Segundo a legislação dos Estados Unidos, um país pode ser considerado manipulador do câmbio se possuir políticas para manter a taxa de câmbio em um nível que impeça ajustes no balanço de pagamentos ou para conseguir vantagem competitiva injusta no comércio global. Essa análise precisa ser feita em conjunto com o Fundo Monetário Internacional (FMI).

Além disso, se o secretário do Tesouro dos Estados Unidos decidir que há manipulação cambial e que o país acusado da prática possui “superávits relevantes em conta corrente global e excedentes comerciais bilaterais significativos com os Estados Unidos”, então o governo norte-americano buscará corrigir o desequilíbrio por meio de negociações.

A situação do Brasil, porém, está fora deste escopo. O saldo em conta corrente no acumulado de janeiro a outubro foi deficitário em US$ 7,874 bilhões, segundo os números mais recentes do Banco Central. Além disso, embora o Brasil acumule superávit comercial em termos globais, com os Estados Unidos o déficit é de US$ 1,136 bilhão no mesmo intervalo. Além disso, o Brasil opera oficialmente sob um regime de câmbio flutuante – que depende da oferta e demanda – desde 1999.

Para fins de comparação, a China – que em agosto foi classificada como manipuladora do câmbio pelos Estados Unidos – possuía até setembro um superávit comercial de mais de US$ 260 bilhões com os norte-americanos e possui saldo positivo no balanço de pagamentos pelo menos desde 1993. Os chineses possuem uma política cambial que prevê limites à variação da moeda local, o iuane.

“No caso da China, o governo define uma taxa de câmbio como estratégia, então há um controle que não existe no Brasil”, afirmou a professora de Economia da Escola Superior de Propaganda e Marketing (ESPM), Cristina Helena Pinto de Mello.

“A taxa de câmbio brasileira está desvalorizada por conta de ações dos próprios Estados Unidos de 2008, quando o Federal Reserve (Fed, o banco central norte-americano) aumentou muito a oferta de moeda como maneira de contornar a crise da época, desvalorizando o dólar”, disse ela.

Objetivo A: Diga se cada afirmação concorda com o texto sobre câmbio, respondendo sim ou não e citando literalmente as palavras que decidem: (i) o Brasil opera oficialmente sob câmbio flutuante desde 1999; (ii) o Brasil tem superávit comercial com os Estados Unidos; (iii) a China foi classificada como manipuladora do câmbio em agosto.
Objetivo B:
Responda, com base no texto sobre câmbio:
(i) Em conjunto com qual organismo a análise de manipulação cambial precisa ser feita?
(ii) Qual é o nome da moeda local chinesa?
(iii) Em qual instituição Cristina Helena Pinto de Mello é professora de Economia?
Objetivo C: Por favor, atualize o trecho do texto sobre câmbio que vai de "Segundo a legislação" até "Monetário Internacional (FMI).", inclusive, trocando "manipulador do câmbio" por "manipulador cambial".
As linhas são um material à parte, independente do texto sobre câmbio.

Linhas de dados:
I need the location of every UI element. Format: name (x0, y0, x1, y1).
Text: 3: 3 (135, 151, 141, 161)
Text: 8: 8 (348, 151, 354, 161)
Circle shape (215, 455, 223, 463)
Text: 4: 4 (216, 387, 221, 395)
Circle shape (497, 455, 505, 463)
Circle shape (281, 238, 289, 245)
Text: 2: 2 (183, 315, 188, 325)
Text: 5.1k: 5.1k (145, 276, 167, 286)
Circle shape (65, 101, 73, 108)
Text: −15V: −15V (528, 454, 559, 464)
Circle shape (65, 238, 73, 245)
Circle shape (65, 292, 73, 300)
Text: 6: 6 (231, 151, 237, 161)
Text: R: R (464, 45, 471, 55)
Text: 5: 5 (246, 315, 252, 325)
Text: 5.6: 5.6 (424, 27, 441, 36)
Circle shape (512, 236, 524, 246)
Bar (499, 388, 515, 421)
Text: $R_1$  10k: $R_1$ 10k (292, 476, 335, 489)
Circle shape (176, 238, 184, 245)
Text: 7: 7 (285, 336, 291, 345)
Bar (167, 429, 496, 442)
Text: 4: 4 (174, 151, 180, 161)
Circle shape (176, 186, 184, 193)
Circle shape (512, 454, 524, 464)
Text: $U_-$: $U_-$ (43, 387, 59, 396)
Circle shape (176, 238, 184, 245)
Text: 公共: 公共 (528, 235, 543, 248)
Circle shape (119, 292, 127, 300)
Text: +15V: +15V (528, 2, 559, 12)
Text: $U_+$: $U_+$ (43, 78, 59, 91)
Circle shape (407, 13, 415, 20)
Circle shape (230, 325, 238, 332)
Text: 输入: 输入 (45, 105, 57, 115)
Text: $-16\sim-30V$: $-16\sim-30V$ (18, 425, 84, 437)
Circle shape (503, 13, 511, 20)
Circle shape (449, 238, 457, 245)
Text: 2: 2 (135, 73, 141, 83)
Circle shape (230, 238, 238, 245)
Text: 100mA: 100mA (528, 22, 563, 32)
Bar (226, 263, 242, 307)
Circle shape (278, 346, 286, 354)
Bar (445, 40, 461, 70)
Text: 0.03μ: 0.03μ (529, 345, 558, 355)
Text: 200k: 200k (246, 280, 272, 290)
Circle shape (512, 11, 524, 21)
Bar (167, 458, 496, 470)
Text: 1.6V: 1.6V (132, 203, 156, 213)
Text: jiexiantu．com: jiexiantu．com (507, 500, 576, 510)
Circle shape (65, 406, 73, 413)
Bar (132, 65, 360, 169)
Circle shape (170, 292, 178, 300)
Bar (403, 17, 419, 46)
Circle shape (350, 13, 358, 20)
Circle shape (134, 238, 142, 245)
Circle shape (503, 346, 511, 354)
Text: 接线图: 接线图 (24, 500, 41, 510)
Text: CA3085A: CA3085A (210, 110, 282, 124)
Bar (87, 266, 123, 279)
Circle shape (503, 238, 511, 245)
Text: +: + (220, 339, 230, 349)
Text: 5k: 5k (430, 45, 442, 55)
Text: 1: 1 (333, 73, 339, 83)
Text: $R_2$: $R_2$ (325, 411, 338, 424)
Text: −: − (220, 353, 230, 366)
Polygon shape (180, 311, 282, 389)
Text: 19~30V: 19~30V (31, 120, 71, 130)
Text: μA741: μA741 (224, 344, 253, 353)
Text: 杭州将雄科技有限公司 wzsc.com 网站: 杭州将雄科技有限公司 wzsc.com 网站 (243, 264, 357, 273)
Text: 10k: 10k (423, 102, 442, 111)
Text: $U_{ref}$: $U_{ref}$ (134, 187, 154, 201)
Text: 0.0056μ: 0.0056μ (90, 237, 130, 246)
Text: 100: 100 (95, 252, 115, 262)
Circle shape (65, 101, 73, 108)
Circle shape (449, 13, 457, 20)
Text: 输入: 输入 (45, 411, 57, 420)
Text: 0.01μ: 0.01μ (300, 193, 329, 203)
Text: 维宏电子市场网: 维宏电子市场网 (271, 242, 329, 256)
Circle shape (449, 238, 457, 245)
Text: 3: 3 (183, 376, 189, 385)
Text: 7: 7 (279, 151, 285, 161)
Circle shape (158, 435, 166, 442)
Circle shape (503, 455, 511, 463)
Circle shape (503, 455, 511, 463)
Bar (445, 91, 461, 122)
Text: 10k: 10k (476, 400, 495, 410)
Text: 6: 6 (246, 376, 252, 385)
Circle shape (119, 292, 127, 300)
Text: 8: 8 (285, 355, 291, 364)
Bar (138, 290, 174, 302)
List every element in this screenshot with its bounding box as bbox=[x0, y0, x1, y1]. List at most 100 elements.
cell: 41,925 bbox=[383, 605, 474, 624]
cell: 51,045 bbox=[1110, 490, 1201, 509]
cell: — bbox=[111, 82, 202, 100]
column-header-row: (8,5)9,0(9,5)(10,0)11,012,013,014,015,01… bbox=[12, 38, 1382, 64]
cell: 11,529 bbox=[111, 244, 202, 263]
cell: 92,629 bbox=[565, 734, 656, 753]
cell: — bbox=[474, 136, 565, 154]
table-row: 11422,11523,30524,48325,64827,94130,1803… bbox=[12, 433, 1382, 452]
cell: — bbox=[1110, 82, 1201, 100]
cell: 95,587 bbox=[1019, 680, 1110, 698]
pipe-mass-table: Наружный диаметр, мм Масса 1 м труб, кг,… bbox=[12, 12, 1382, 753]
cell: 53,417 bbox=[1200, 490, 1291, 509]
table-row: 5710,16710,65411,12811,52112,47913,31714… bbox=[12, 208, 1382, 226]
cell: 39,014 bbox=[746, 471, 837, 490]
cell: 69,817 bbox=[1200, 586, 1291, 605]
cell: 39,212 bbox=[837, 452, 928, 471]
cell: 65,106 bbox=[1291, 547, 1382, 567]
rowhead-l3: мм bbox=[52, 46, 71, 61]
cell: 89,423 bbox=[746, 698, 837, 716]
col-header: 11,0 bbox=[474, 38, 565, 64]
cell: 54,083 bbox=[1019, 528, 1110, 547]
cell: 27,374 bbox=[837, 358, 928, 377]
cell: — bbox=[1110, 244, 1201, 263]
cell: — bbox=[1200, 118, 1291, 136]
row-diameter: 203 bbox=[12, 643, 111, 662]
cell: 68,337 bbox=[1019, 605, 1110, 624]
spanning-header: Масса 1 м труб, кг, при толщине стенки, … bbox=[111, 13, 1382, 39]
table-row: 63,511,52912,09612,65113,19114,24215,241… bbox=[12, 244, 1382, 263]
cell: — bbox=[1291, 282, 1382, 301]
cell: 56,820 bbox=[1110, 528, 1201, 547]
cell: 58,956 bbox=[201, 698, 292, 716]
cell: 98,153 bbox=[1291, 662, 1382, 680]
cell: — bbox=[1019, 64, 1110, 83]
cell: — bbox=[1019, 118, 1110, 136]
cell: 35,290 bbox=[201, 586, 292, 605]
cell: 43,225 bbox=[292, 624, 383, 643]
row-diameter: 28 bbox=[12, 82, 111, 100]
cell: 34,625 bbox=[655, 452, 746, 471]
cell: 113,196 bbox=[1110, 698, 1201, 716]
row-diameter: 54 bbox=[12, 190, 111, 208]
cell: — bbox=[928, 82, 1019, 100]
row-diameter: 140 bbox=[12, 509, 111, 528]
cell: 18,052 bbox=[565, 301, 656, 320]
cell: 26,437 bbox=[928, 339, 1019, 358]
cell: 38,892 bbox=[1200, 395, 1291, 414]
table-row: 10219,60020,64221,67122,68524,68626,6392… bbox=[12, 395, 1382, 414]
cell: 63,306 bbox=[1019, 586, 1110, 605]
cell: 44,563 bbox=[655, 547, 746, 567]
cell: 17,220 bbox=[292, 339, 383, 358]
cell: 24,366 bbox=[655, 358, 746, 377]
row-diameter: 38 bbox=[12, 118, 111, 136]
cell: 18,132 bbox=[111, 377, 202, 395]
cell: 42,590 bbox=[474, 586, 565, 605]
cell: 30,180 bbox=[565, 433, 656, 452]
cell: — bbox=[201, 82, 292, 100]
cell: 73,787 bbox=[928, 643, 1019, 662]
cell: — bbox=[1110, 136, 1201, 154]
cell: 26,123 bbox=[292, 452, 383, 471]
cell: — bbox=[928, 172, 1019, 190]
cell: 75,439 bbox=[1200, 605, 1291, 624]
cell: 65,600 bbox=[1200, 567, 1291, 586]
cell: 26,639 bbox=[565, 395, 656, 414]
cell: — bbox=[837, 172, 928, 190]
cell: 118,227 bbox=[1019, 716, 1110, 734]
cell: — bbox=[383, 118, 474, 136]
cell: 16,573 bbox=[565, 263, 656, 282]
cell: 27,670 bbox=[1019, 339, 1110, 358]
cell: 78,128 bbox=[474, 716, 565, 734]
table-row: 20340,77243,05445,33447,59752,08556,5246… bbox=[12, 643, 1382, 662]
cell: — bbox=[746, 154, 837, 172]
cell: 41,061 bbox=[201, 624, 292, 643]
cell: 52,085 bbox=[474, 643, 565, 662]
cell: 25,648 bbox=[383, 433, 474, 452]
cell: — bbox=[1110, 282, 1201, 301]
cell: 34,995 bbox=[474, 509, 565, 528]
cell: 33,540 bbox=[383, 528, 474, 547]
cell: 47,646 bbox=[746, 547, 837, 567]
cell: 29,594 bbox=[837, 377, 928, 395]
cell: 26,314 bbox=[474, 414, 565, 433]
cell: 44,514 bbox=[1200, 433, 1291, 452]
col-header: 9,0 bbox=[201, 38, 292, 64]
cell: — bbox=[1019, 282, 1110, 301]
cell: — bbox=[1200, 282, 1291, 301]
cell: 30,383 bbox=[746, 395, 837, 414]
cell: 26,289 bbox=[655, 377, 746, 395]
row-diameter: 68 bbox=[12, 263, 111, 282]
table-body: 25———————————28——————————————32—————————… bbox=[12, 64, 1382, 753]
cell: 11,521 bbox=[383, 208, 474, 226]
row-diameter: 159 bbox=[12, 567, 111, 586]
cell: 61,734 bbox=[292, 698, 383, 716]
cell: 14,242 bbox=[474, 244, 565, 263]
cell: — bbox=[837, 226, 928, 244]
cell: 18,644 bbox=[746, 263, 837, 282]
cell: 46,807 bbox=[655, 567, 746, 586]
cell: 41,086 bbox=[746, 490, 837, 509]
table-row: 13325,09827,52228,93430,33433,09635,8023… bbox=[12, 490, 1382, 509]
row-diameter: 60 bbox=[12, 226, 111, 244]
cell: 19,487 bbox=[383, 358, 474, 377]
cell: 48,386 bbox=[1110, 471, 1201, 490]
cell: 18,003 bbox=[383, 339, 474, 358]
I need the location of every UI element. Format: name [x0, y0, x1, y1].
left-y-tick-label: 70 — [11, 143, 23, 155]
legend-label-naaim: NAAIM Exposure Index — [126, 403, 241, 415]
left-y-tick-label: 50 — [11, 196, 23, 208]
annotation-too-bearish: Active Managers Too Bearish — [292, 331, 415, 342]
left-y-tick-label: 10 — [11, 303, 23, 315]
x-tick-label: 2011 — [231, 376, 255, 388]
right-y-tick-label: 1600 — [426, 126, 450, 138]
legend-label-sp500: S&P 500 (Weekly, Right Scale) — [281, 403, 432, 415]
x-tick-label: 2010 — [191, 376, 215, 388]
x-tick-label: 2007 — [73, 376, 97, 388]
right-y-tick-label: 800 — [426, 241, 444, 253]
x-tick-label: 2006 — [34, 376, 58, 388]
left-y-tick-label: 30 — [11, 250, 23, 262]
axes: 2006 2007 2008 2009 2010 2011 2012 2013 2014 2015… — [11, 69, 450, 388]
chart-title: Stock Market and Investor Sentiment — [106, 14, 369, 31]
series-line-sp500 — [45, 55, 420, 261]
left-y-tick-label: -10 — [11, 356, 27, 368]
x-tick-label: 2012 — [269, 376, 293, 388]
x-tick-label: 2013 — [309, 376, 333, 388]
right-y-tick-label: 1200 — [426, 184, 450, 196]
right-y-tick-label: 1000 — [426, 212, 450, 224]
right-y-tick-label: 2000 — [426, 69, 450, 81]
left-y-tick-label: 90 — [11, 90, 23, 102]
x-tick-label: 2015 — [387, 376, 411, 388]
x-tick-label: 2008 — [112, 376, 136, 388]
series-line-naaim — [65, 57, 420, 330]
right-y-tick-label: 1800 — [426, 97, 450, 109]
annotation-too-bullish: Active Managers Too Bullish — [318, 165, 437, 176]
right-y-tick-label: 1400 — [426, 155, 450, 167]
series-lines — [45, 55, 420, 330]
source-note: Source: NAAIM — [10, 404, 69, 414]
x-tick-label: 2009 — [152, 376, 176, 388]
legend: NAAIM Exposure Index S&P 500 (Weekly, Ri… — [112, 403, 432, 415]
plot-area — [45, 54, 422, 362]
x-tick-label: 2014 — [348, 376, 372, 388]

Resposta A:
(i) Sim: "o Brasil opera oficialmente sob um regime de câmbio flutuante – que depende da oferta e demanda – desde 1999"
(ii) Não: "com os Estados Unidos o déficit é de US$ 1,136 bilhão no mesmo intervalo"
(iii) Sim: "a China – que em agosto foi classificada como manipuladora do câmbio pelos Estados Unidos"

Resposta B:
(i) Com o Fundo Monetário Internacional (FMI).
(ii) Iuane.
(iii) Na Escola Superior de Propaganda e Marketing (ESPM).

Resposta C:
Segundo a legislação dos Estados Unidos, um país pode ser considerado manipulador cambial se possuir políticas para manter a taxa de câmbio em um nível que impeça ajustes no balanço de pagamentos ou para conseguir vantagem competitiva injusta no comércio global. Essa análise precisa ser feita em conjunto com o Fundo Monetário Internacional (FMI).